GIVEN REQUEST - Can you copy out the data exactly? Leave the images out.

(Source data)
----
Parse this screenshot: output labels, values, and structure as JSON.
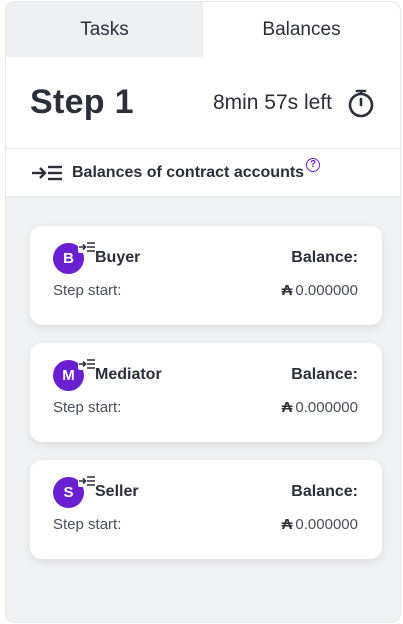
{
  "tabs": [
    {
      "label": "Tasks",
      "active": false
    },
    {
      "label": "Balances",
      "active": true
    }
  ],
  "step": {
    "title": "Step 1",
    "time_left": "8min 57s left",
    "timer_icon": "stopwatch-icon"
  },
  "section": {
    "title": "Balances of contract accounts",
    "icon": "list-in-icon",
    "help": "?"
  },
  "accounts": [
    {
      "initial": "B",
      "name": "Buyer",
      "balance_label": "Balance:",
      "step_start_label": "Step start:",
      "currency": "₳",
      "amount": "0.000000"
    },
    {
      "initial": "M",
      "name": "Mediator",
      "balance_label": "Balance:",
      "step_start_label": "Step start:",
      "currency": "₳",
      "amount": "0.000000"
    },
    {
      "initial": "S",
      "name": "Seller",
      "balance_label": "Balance:",
      "step_start_label": "Step start:",
      "currency": "₳",
      "amount": "0.000000"
    }
  ],
  "colors": {
    "accent": "#6a1fd1",
    "text": "#2a2f3a",
    "background": "#f0f1f3"
  }
}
----
REPLY -
Parse this screenshot: output labels, values, and structure as JSON.
{
  "tabs": [
    {
      "label": "Tasks",
      "active": false
    },
    {
      "label": "Balances",
      "active": true
    }
  ],
  "step": {
    "title": "Step 1",
    "time_left": "8min 57s left",
    "timer_icon": "stopwatch-icon"
  },
  "section": {
    "title": "Balances of contract accounts",
    "icon": "list-in-icon",
    "help": "?"
  },
  "accounts": [
    {
      "initial": "B",
      "name": "Buyer",
      "balance_label": "Balance:",
      "step_start_label": "Step start:",
      "currency": "₳",
      "amount": "0.000000"
    },
    {
      "initial": "M",
      "name": "Mediator",
      "balance_label": "Balance:",
      "step_start_label": "Step start:",
      "currency": "₳",
      "amount": "0.000000"
    },
    {
      "initial": "S",
      "name": "Seller",
      "balance_label": "Balance:",
      "step_start_label": "Step start:",
      "currency": "₳",
      "amount": "0.000000"
    }
  ],
  "colors": {
    "accent": "#6a1fd1",
    "text": "#2a2f3a",
    "background": "#f0f1f3"
  }
}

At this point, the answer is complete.